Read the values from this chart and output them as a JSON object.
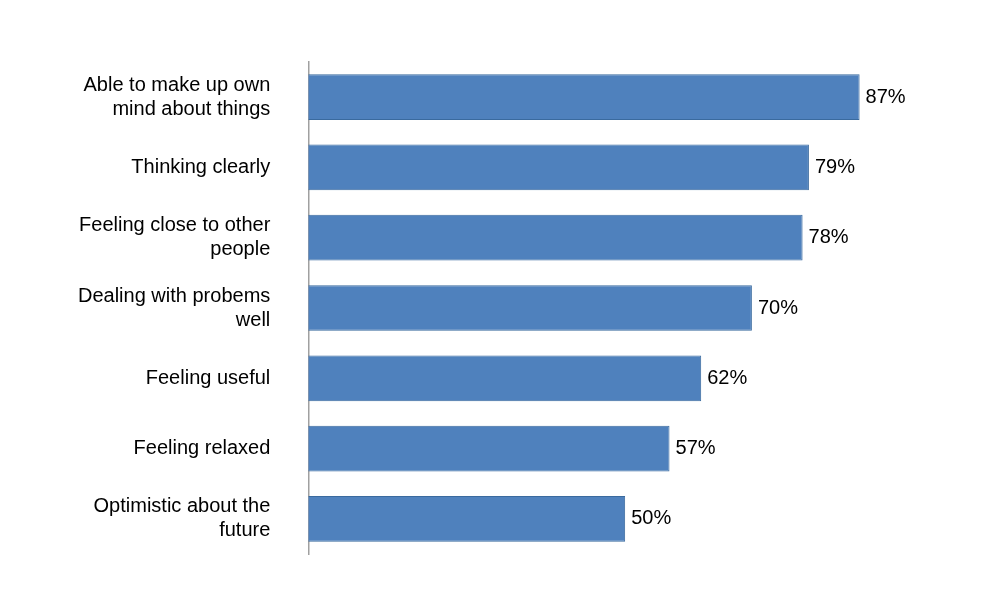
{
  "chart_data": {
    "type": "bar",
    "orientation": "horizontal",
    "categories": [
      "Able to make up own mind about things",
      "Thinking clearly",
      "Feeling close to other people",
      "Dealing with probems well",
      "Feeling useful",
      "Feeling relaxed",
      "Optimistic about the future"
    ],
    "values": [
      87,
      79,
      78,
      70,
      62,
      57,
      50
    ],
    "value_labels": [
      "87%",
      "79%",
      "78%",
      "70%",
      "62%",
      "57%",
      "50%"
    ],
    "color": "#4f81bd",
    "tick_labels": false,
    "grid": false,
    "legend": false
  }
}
·····
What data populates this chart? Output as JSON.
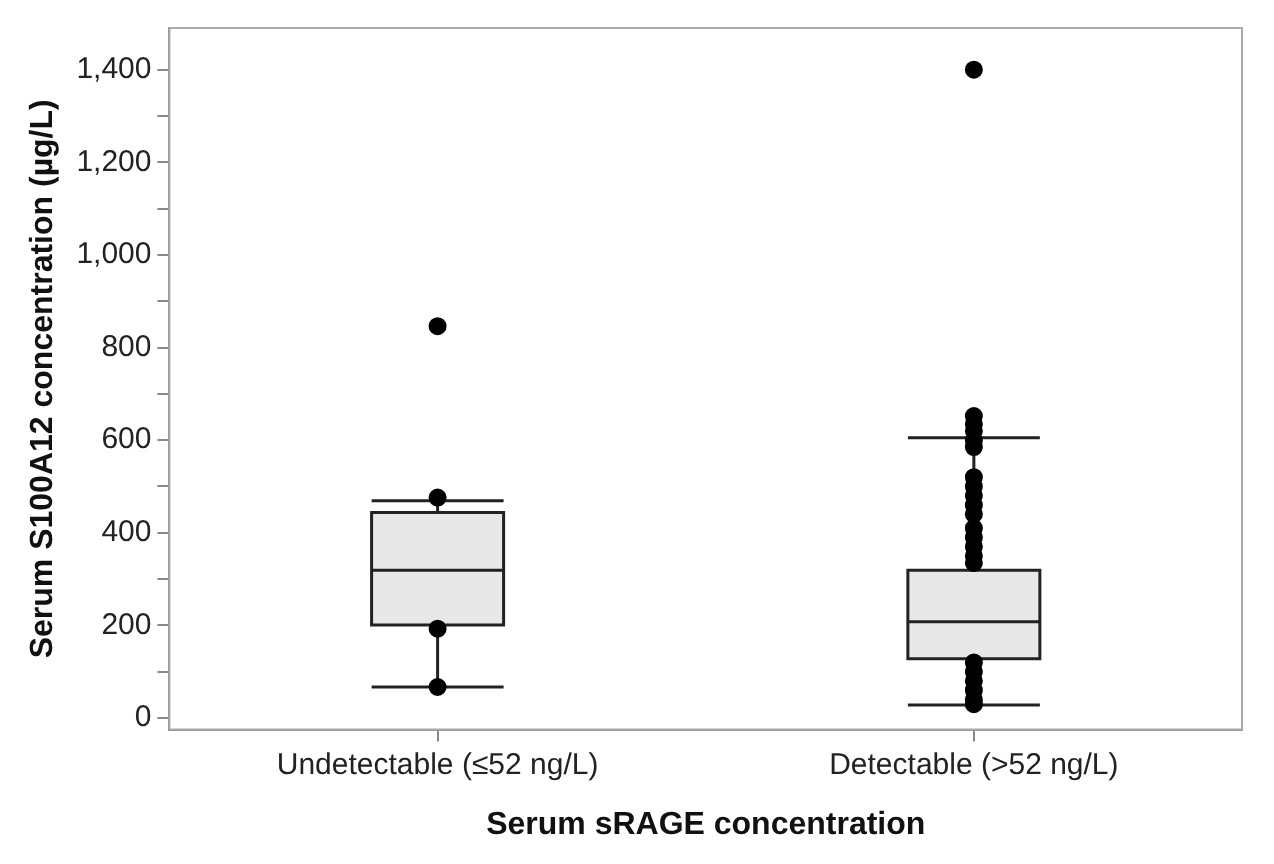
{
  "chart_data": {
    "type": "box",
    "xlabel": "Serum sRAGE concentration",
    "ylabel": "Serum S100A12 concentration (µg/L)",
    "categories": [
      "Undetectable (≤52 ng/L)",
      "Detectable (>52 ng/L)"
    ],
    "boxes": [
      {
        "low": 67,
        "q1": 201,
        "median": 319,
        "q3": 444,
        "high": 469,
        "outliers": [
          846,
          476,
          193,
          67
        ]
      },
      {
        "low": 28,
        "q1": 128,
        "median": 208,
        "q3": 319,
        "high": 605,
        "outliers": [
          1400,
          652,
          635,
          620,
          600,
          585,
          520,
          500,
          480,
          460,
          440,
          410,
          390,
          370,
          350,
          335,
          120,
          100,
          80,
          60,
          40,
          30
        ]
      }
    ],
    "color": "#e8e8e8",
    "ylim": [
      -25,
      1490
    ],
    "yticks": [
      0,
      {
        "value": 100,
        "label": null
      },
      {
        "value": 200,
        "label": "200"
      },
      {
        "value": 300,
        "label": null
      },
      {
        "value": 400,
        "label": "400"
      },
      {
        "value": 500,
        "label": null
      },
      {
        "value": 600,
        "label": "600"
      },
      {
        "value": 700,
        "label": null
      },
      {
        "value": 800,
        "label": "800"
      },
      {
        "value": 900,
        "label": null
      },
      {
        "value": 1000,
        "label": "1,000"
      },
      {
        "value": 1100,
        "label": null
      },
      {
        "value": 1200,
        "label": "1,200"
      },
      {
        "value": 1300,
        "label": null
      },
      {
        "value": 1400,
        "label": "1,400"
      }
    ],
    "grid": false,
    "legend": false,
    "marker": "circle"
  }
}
·····
PROBLEM – Identify how many lines in the entries above include the string "this", then state that number alone.

FULL ANSWER – 2